Directions
Repeat every entry word for word, skipping the pictures.

— start Dataset —

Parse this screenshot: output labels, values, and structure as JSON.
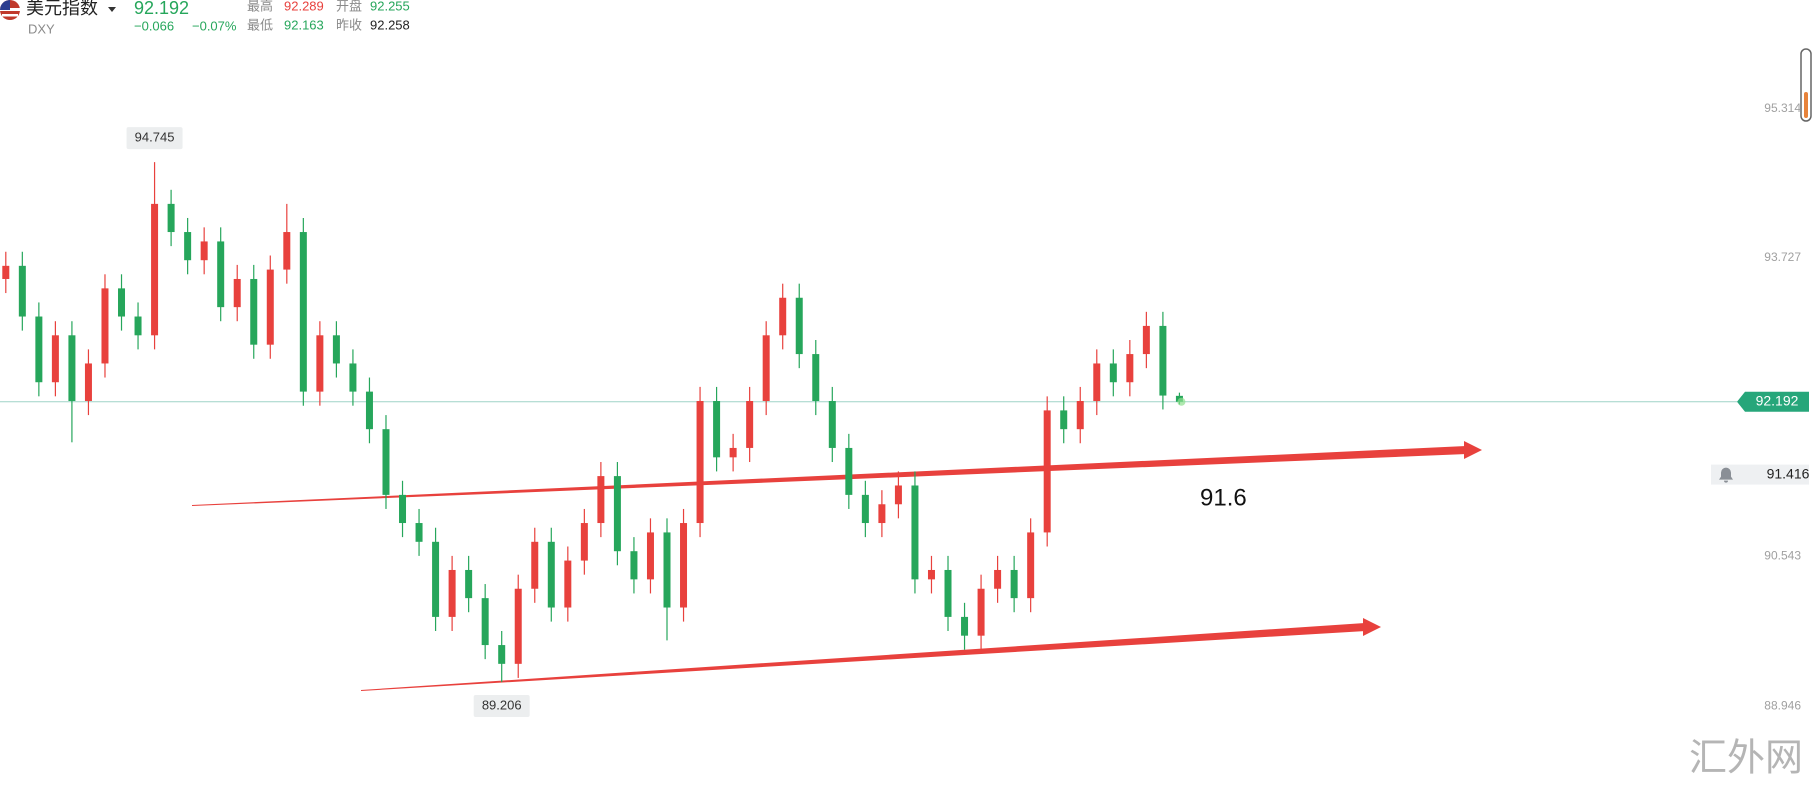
{
  "chart_data": {
    "type": "candlestick",
    "title": "美元指数",
    "symbol": "DXY",
    "change": {
      "value": -0.066,
      "label": "−0.066"
    },
    "change_percent": {
      "value": -0.07,
      "label": "−0.07%"
    },
    "stat_labels": {
      "high": "最高",
      "open": "开盘",
      "low": "最低",
      "prev_close": "昨收"
    },
    "up_color": "#e8413d",
    "down_color": "#26a65b",
    "ylim": [
      88.056,
      96.472
    ],
    "yticks": [
      88.946,
      90.543,
      93.727,
      95.314
    ],
    "open": [
      93.5,
      93.64,
      93.1,
      92.4,
      92.9,
      92.2,
      92.6,
      93.4,
      93.1,
      92.9,
      94.3,
      94.0,
      93.7,
      93.9,
      93.2,
      93.5,
      92.8,
      93.6,
      94.0,
      92.3,
      92.9,
      92.6,
      92.3,
      91.9,
      91.2,
      90.9,
      90.7,
      89.9,
      90.4,
      90.1,
      89.6,
      89.4,
      90.2,
      90.7,
      90.0,
      90.5,
      90.9,
      91.4,
      90.6,
      90.3,
      90.8,
      90.0,
      90.9,
      92.2,
      91.6,
      91.7,
      92.2,
      92.9,
      93.3,
      92.7,
      92.2,
      91.7,
      91.2,
      90.9,
      91.1,
      91.3,
      90.3,
      90.4,
      89.9,
      89.7,
      90.2,
      90.4,
      90.1,
      90.8,
      92.1,
      91.9,
      92.2,
      92.6,
      92.4,
      92.7,
      93.0,
      92.255
    ],
    "high": [
      93.79,
      93.79,
      93.25,
      93.05,
      93.05,
      92.75,
      93.55,
      93.55,
      93.25,
      94.745,
      94.45,
      94.15,
      94.05,
      94.05,
      93.65,
      93.65,
      93.75,
      94.3,
      94.15,
      93.05,
      93.05,
      92.75,
      92.45,
      92.05,
      91.35,
      91.05,
      90.85,
      90.55,
      90.55,
      90.25,
      89.75,
      90.35,
      90.85,
      90.85,
      90.65,
      91.05,
      91.55,
      91.55,
      90.75,
      90.95,
      90.95,
      91.05,
      92.35,
      92.35,
      91.85,
      92.35,
      93.05,
      93.45,
      93.45,
      92.85,
      92.35,
      91.85,
      91.35,
      91.25,
      91.45,
      91.45,
      90.55,
      90.55,
      90.05,
      90.35,
      90.55,
      90.55,
      90.95,
      92.25,
      92.25,
      92.35,
      92.75,
      92.75,
      92.85,
      93.15,
      93.15,
      92.289
    ],
    "low": [
      93.35,
      92.95,
      92.25,
      92.25,
      91.76,
      92.05,
      92.45,
      92.95,
      92.75,
      92.75,
      93.85,
      93.55,
      93.55,
      93.05,
      93.05,
      92.65,
      92.65,
      93.45,
      92.15,
      92.15,
      92.45,
      92.15,
      91.75,
      91.05,
      90.75,
      90.55,
      89.75,
      89.75,
      89.95,
      89.45,
      89.206,
      89.25,
      90.05,
      89.85,
      89.85,
      90.35,
      90.75,
      90.45,
      90.15,
      90.15,
      89.65,
      89.85,
      90.75,
      91.45,
      91.45,
      91.55,
      92.05,
      92.75,
      92.55,
      92.05,
      91.55,
      91.05,
      90.75,
      90.75,
      90.95,
      90.15,
      90.15,
      89.75,
      89.55,
      89.55,
      90.05,
      89.95,
      89.95,
      90.65,
      91.75,
      91.75,
      92.05,
      92.25,
      92.25,
      92.55,
      92.11,
      92.163
    ],
    "close": [
      93.64,
      93.1,
      92.4,
      92.9,
      92.2,
      92.6,
      93.4,
      93.1,
      92.9,
      94.3,
      94.0,
      93.7,
      93.9,
      93.2,
      93.5,
      92.8,
      93.6,
      94.0,
      92.3,
      92.9,
      92.6,
      92.3,
      91.9,
      91.2,
      90.9,
      90.7,
      89.9,
      90.4,
      90.1,
      89.6,
      89.4,
      90.2,
      90.7,
      90.0,
      90.5,
      90.9,
      91.4,
      90.6,
      90.3,
      90.8,
      90.0,
      90.9,
      92.2,
      91.6,
      91.7,
      92.2,
      92.9,
      93.3,
      92.7,
      92.2,
      91.7,
      91.2,
      90.9,
      91.1,
      91.3,
      90.3,
      90.4,
      89.9,
      89.7,
      90.2,
      90.4,
      90.1,
      90.8,
      92.1,
      91.9,
      92.2,
      92.6,
      92.4,
      92.7,
      93.0,
      92.258,
      92.192
    ],
    "alert": 91.416,
    "annotation": "91.6"
  },
  "watermark": "汇外网"
}
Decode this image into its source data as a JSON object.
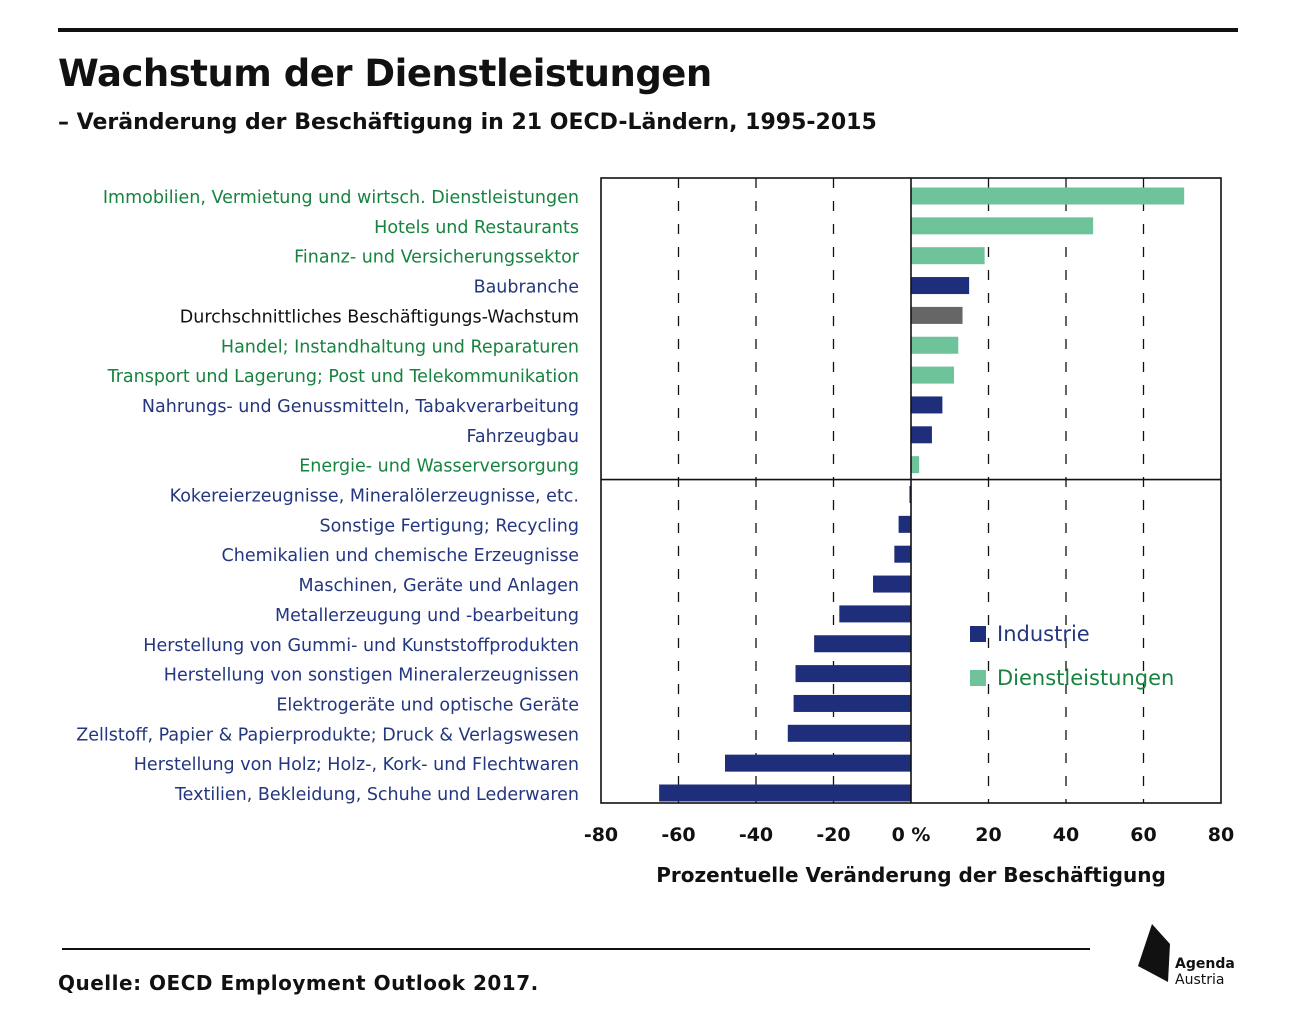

— end Dataset —

Result below
Parse this screenshot: output labels, values, and structure as JSON.
{
  "chart_data": {
    "type": "candlestick",
    "title": "美元指数",
    "symbol": "DXY",
    "change": {
      "value": -0.066,
      "label": "−0.066"
    },
    "change_percent": {
      "value": -0.07,
      "label": "−0.07%"
    },
    "stat_labels": {
      "high": "最高",
      "open": "开盘",
      "low": "最低",
      "prev_close": "昨收"
    },
    "up_color": "#e8413d",
    "down_color": "#26a65b",
    "ylim": [
      88.056,
      96.472
    ],
    "yticks": [
      88.946,
      90.543,
      93.727,
      95.314
    ],
    "open": [
      93.5,
      93.64,
      93.1,
      92.4,
      92.9,
      92.2,
      92.6,
      93.4,
      93.1,
      92.9,
      94.3,
      94.0,
      93.7,
      93.9,
      93.2,
      93.5,
      92.8,
      93.6,
      94.0,
      92.3,
      92.9,
      92.6,
      92.3,
      91.9,
      91.2,
      90.9,
      90.7,
      89.9,
      90.4,
      90.1,
      89.6,
      89.4,
      90.2,
      90.7,
      90.0,
      90.5,
      90.9,
      91.4,
      90.6,
      90.3,
      90.8,
      90.0,
      90.9,
      92.2,
      91.6,
      91.7,
      92.2,
      92.9,
      93.3,
      92.7,
      92.2,
      91.7,
      91.2,
      90.9,
      91.1,
      91.3,
      90.3,
      90.4,
      89.9,
      89.7,
      90.2,
      90.4,
      90.1,
      90.8,
      92.1,
      91.9,
      92.2,
      92.6,
      92.4,
      92.7,
      93.0,
      92.255
    ],
    "high": [
      93.79,
      93.79,
      93.25,
      93.05,
      93.05,
      92.75,
      93.55,
      93.55,
      93.25,
      94.745,
      94.45,
      94.15,
      94.05,
      94.05,
      93.65,
      93.65,
      93.75,
      94.3,
      94.15,
      93.05,
      93.05,
      92.75,
      92.45,
      92.05,
      91.35,
      91.05,
      90.85,
      90.55,
      90.55,
      90.25,
      89.75,
      90.35,
      90.85,
      90.85,
      90.65,
      91.05,
      91.55,
      91.55,
      90.75,
      90.95,
      90.95,
      91.05,
      92.35,
      92.35,
      91.85,
      92.35,
      93.05,
      93.45,
      93.45,
      92.85,
      92.35,
      91.85,
      91.35,
      91.25,
      91.45,
      91.45,
      90.55,
      90.55,
      90.05,
      90.35,
      90.55,
      90.55,
      90.95,
      92.25,
      92.25,
      92.35,
      92.75,
      92.75,
      92.85,
      93.15,
      93.15,
      92.289
    ],
    "low": [
      93.35,
      92.95,
      92.25,
      92.25,
      91.76,
      92.05,
      92.45,
      92.95,
      92.75,
      92.75,
      93.85,
      93.55,
      93.55,
      93.05,
      93.05,
      92.65,
      92.65,
      93.45,
      92.15,
      92.15,
      92.45,
      92.15,
      91.75,
      91.05,
      90.75,
      90.55,
      89.75,
      89.75,
      89.95,
      89.45,
      89.206,
      89.25,
      90.05,
      89.85,
      89.85,
      90.35,
      90.75,
      90.45,
      90.15,
      90.15,
      89.65,
      89.85,
      90.75,
      91.45,
      91.45,
      91.55,
      92.05,
      92.75,
      92.55,
      92.05,
      91.55,
      91.05,
      90.75,
      90.75,
      90.95,
      90.15,
      90.15,
      89.75,
      89.55,
      89.55,
      90.05,
      89.95,
      89.95,
      90.65,
      91.75,
      91.75,
      92.05,
      92.25,
      92.25,
      92.55,
      92.11,
      92.163
    ],
    "close": [
      93.64,
      93.1,
      92.4,
      92.9,
      92.2,
      92.6,
      93.4,
      93.1,
      92.9,
      94.3,
      94.0,
      93.7,
      93.9,
      93.2,
      93.5,
      92.8,
      93.6,
      94.0,
      92.3,
      92.9,
      92.6,
      92.3,
      91.9,
      91.2,
      90.9,
      90.7,
      89.9,
      90.4,
      90.1,
      89.6,
      89.4,
      90.2,
      90.7,
      90.0,
      90.5,
      90.9,
      91.4,
      90.6,
      90.3,
      90.8,
      90.0,
      90.9,
      92.2,
      91.6,
      91.7,
      92.2,
      92.9,
      93.3,
      92.7,
      92.2,
      91.7,
      91.2,
      90.9,
      91.1,
      91.3,
      90.3,
      90.4,
      89.9,
      89.7,
      90.2,
      90.4,
      90.1,
      90.8,
      92.1,
      91.9,
      92.2,
      92.6,
      92.4,
      92.7,
      93.0,
      92.258,
      92.192
    ],
    "alert": 91.416,
    "annotation": "91.6"
  },
  "watermark": "汇外网"
}
Decode this image into its source data as a JSON object.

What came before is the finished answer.